TASK TO COMPLETE = Give the number of lines containing "فروردین" in this listing, with no other words.

########################################

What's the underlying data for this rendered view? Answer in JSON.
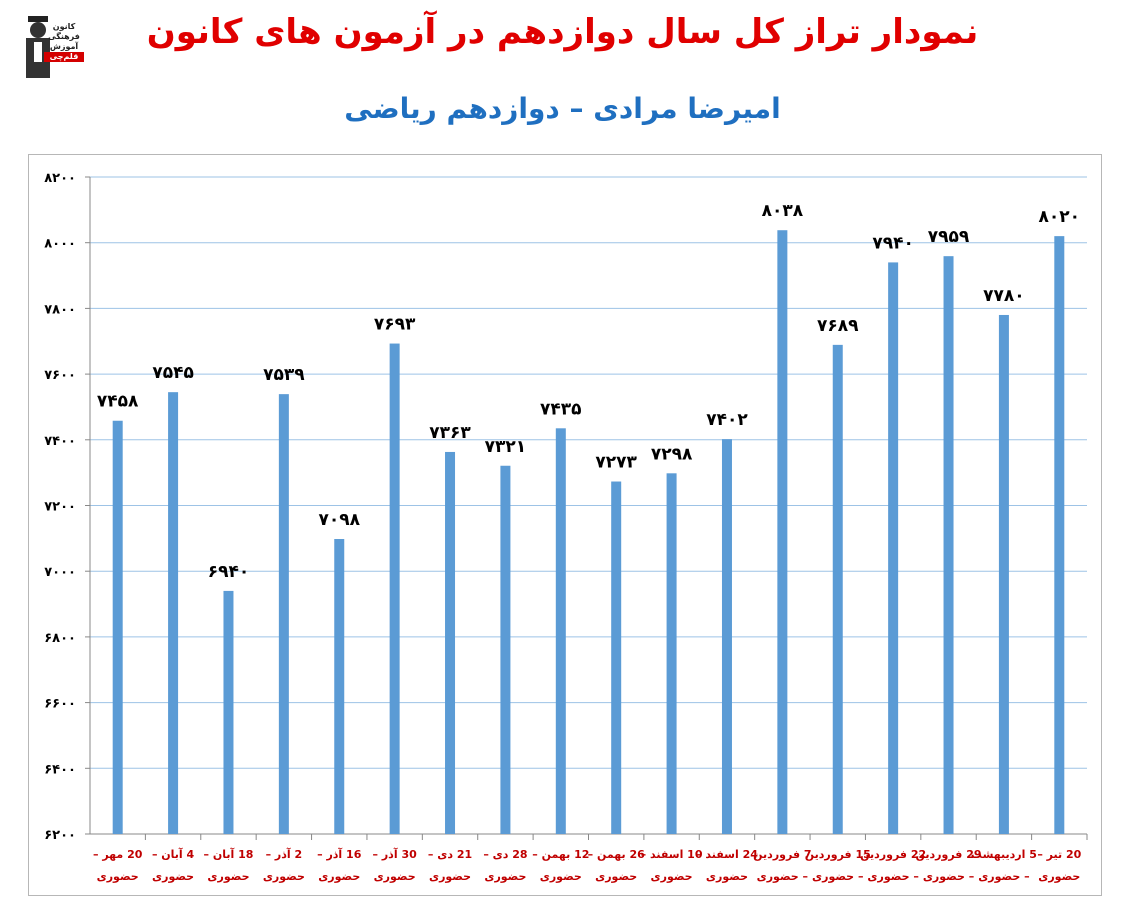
{
  "header": {
    "title": "نمودار تراز کل سال دوازدهم در آزمون های کانون",
    "subtitle": "امیرضا مرادی – دوازدهم ریاضی"
  },
  "logo": {
    "lines": [
      "کانون",
      "فرهنگی",
      "آموزش"
    ],
    "badge": "قلم‌چی"
  },
  "colors": {
    "title": "#e00000",
    "subtitle": "#1f6fc0",
    "bar": "#5b9bd5",
    "grid": "#9dc3e6",
    "xlabel": "#c00000"
  },
  "chart_data": {
    "type": "bar",
    "ylim": [
      6200,
      8200
    ],
    "yticks": [
      "۶۲۰۰",
      "۶۴۰۰",
      "۶۶۰۰",
      "۶۸۰۰",
      "۷۰۰۰",
      "۷۲۰۰",
      "۷۴۰۰",
      "۷۶۰۰",
      "۷۸۰۰",
      "۸۰۰۰",
      "۸۲۰۰"
    ],
    "grid": true,
    "categories": [
      [
        "20 مهر –",
        "حضوری"
      ],
      [
        "4 آبان –",
        "حضوری"
      ],
      [
        "18 آبان –",
        "حضوری"
      ],
      [
        "2 آذر –",
        "حضوری"
      ],
      [
        "16 آذر –",
        "حضوری"
      ],
      [
        "30 آذر –",
        "حضوری"
      ],
      [
        "21 دی –",
        "حضوری"
      ],
      [
        "28 دی –",
        "حضوری"
      ],
      [
        "12 بهمن –",
        "حضوری"
      ],
      [
        "26 بهمن –",
        "حضوری"
      ],
      [
        "10 اسفند –",
        "حضوری"
      ],
      [
        "24 اسفند –",
        "حضوری"
      ],
      [
        "7 فروردین",
        "– حضوری"
      ],
      [
        "15 فروردین",
        "– حضوری"
      ],
      [
        "22 فروردین",
        "– حضوری"
      ],
      [
        "29 فروردین",
        "– حضوری"
      ],
      [
        "5 اردیبهشت",
        "– حضوری"
      ],
      [
        "20 تیر –",
        "حضوری"
      ]
    ],
    "values": [
      7458,
      7545,
      6940,
      7539,
      7098,
      7693,
      7363,
      7321,
      7435,
      7273,
      7298,
      7402,
      8038,
      7689,
      7940,
      7959,
      7780,
      8020
    ],
    "value_labels": [
      "۷۴۵۸",
      "۷۵۴۵",
      "۶۹۴۰",
      "۷۵۳۹",
      "۷۰۹۸",
      "۷۶۹۳",
      "۷۳۶۳",
      "۷۳۲۱",
      "۷۴۳۵",
      "۷۲۷۳",
      "۷۲۹۸",
      "۷۴۰۲",
      "۸۰۳۸",
      "۷۶۸۹",
      "۷۹۴۰",
      "۷۹۵۹",
      "۷۷۸۰",
      "۸۰۲۰"
    ]
  }
}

########################################

WORKED SOLUTION = 4